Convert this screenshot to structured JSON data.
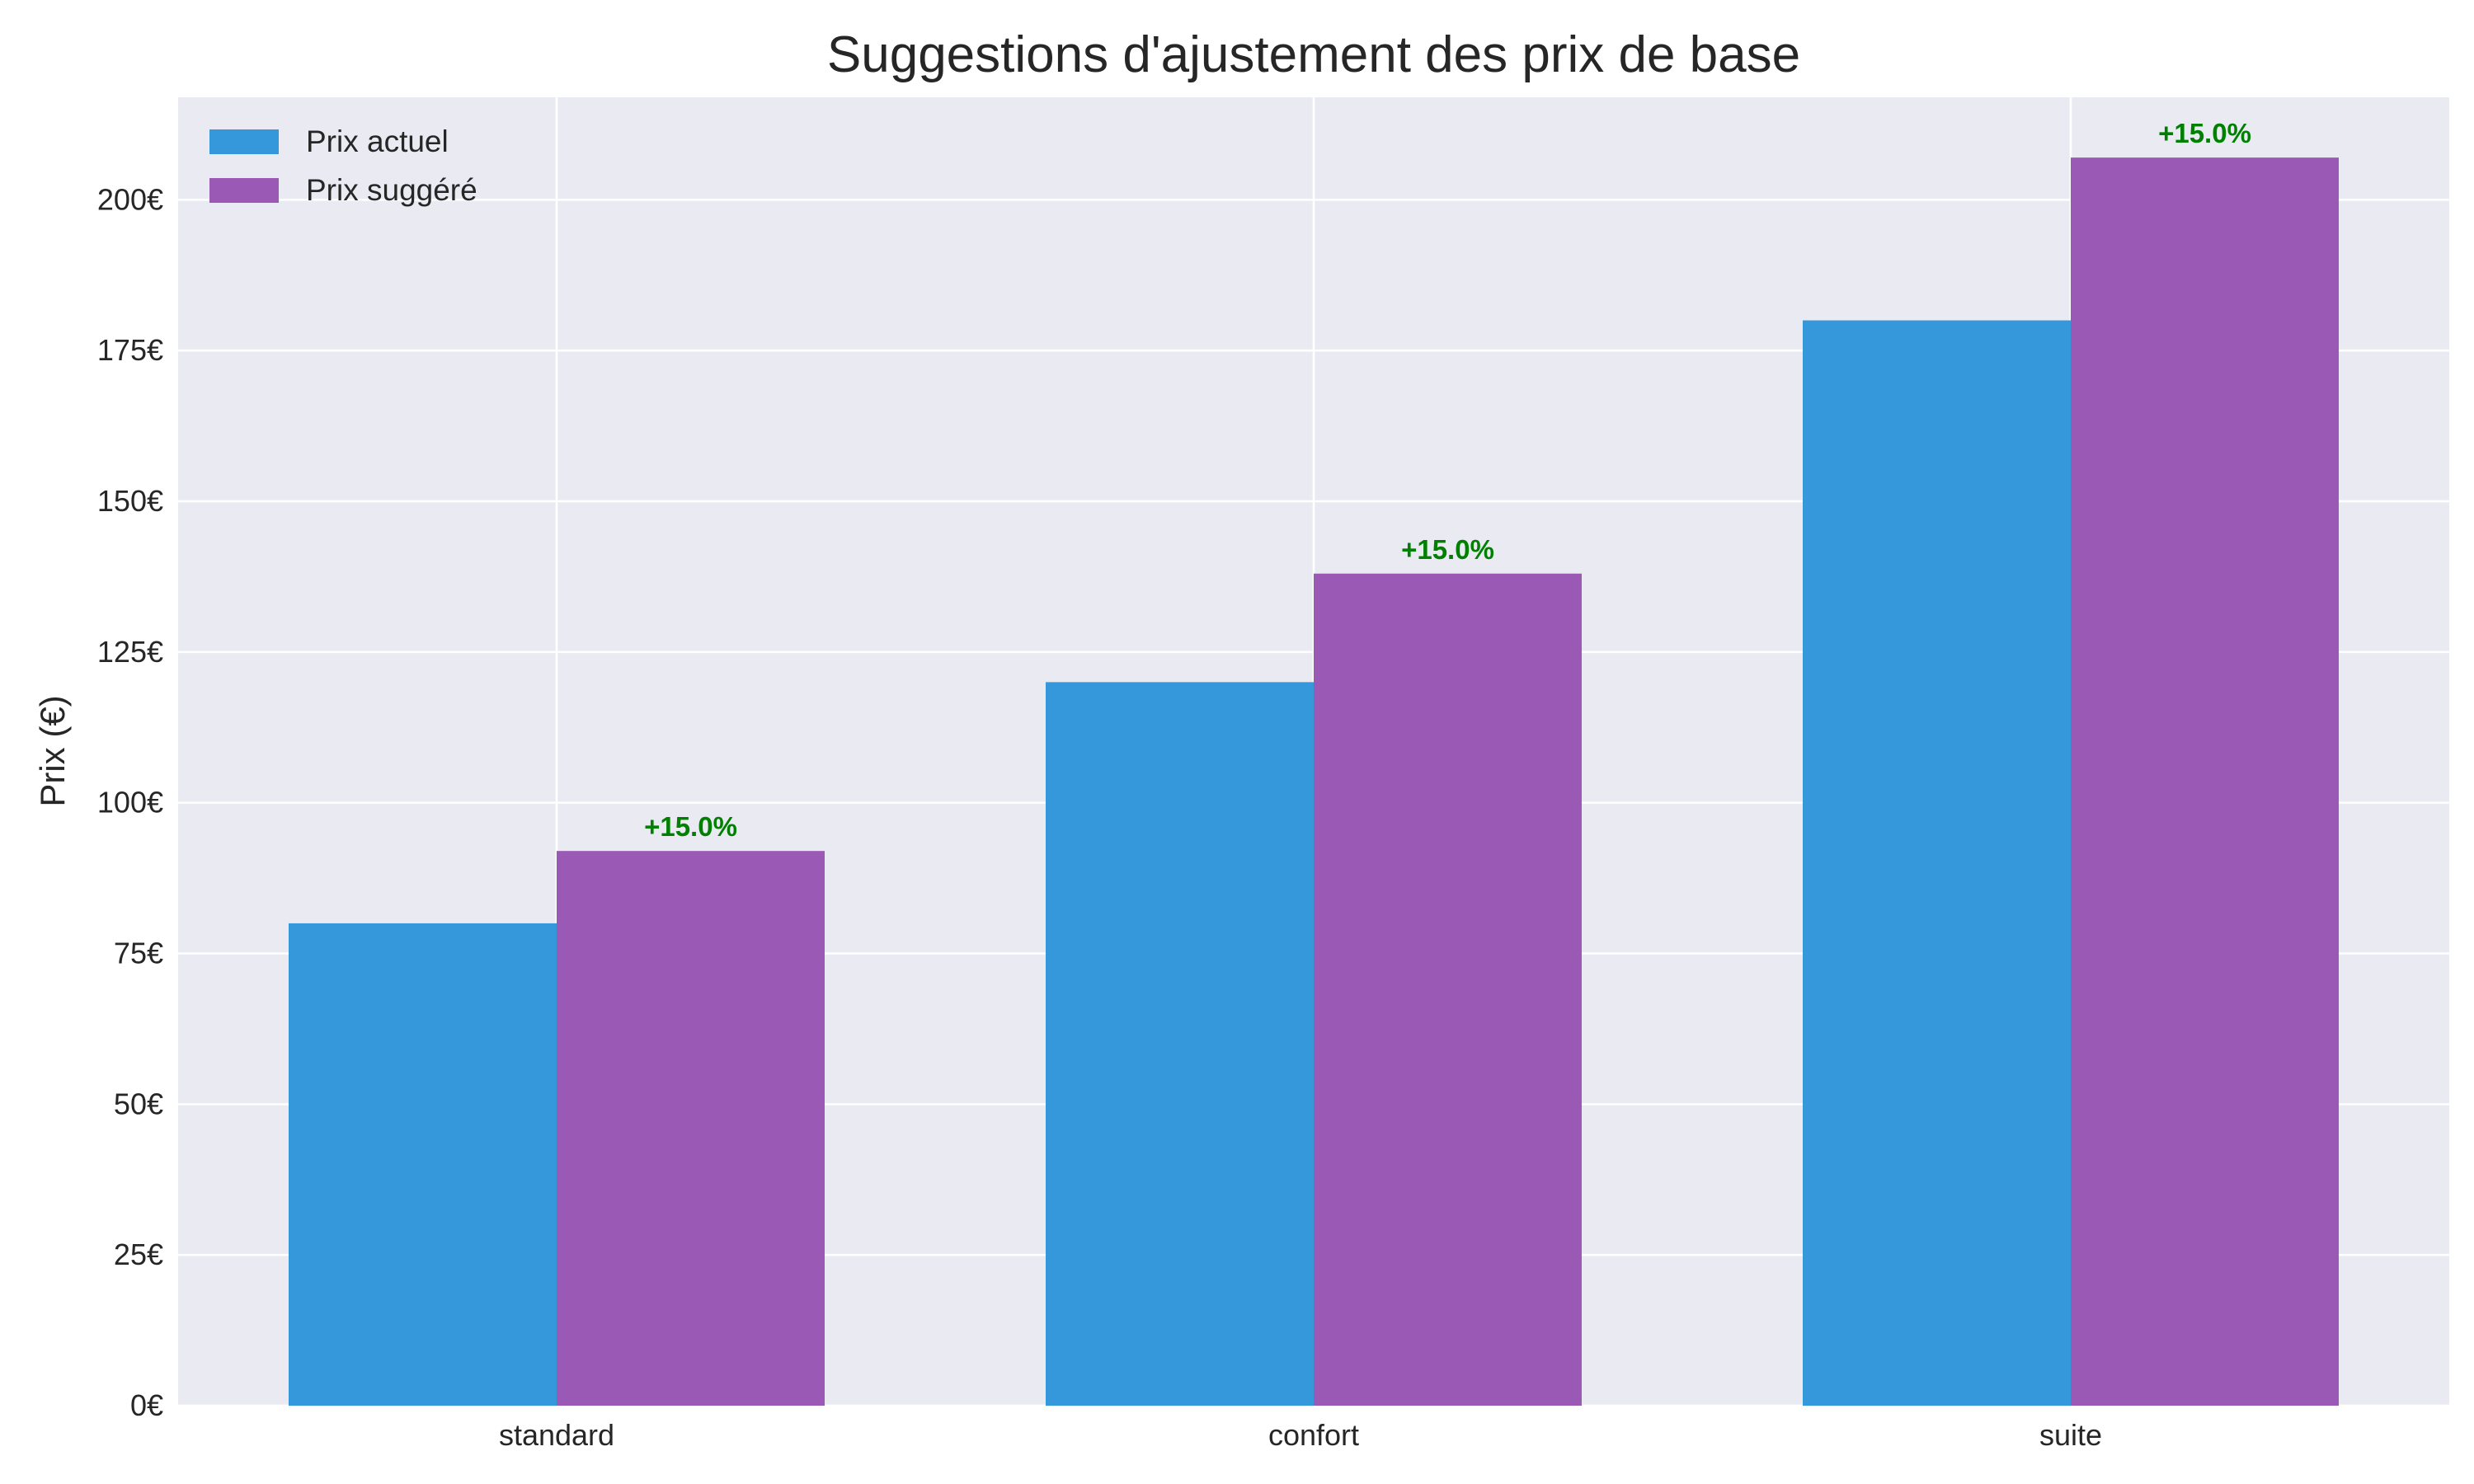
{
  "chart_data": {
    "type": "bar",
    "title": "Suggestions d'ajustement des prix de base",
    "xlabel": "",
    "ylabel": "Prix (€)",
    "categories": [
      "standard",
      "confort",
      "suite"
    ],
    "series": [
      {
        "name": "Prix actuel",
        "values": [
          80,
          120,
          180
        ],
        "color": "#3598db"
      },
      {
        "name": "Prix suggéré",
        "values": [
          92,
          138,
          207
        ],
        "color": "#9a59b5"
      }
    ],
    "annotations": [
      "+15.0%",
      "+15.0%",
      "+15.0%"
    ],
    "annotation_color": "#008000",
    "ylim": [
      0,
      217
    ],
    "yticks": [
      0,
      25,
      50,
      75,
      100,
      125,
      150,
      175,
      200
    ],
    "tick_suffix": "€",
    "grid": true,
    "background": "#eaeaf2",
    "legend_position": "top-left"
  }
}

--------------------------------------------------

- **Instructions to follow**:
Quote the data exactly, leaving every image out of the copy.

- **Answer in full**:
Convert this screenshot to structured JSON data.
{
  "chart_data": {
    "type": "bar",
    "title": "Suggestions d'ajustement des prix de base",
    "xlabel": "",
    "ylabel": "Prix (€)",
    "categories": [
      "standard",
      "confort",
      "suite"
    ],
    "series": [
      {
        "name": "Prix actuel",
        "values": [
          80,
          120,
          180
        ],
        "color": "#3598db"
      },
      {
        "name": "Prix suggéré",
        "values": [
          92,
          138,
          207
        ],
        "color": "#9a59b5"
      }
    ],
    "annotations": [
      "+15.0%",
      "+15.0%",
      "+15.0%"
    ],
    "annotation_color": "#008000",
    "ylim": [
      0,
      217
    ],
    "yticks": [
      0,
      25,
      50,
      75,
      100,
      125,
      150,
      175,
      200
    ],
    "tick_suffix": "€",
    "grid": true,
    "background": "#eaeaf2",
    "legend_position": "top-left"
  }
}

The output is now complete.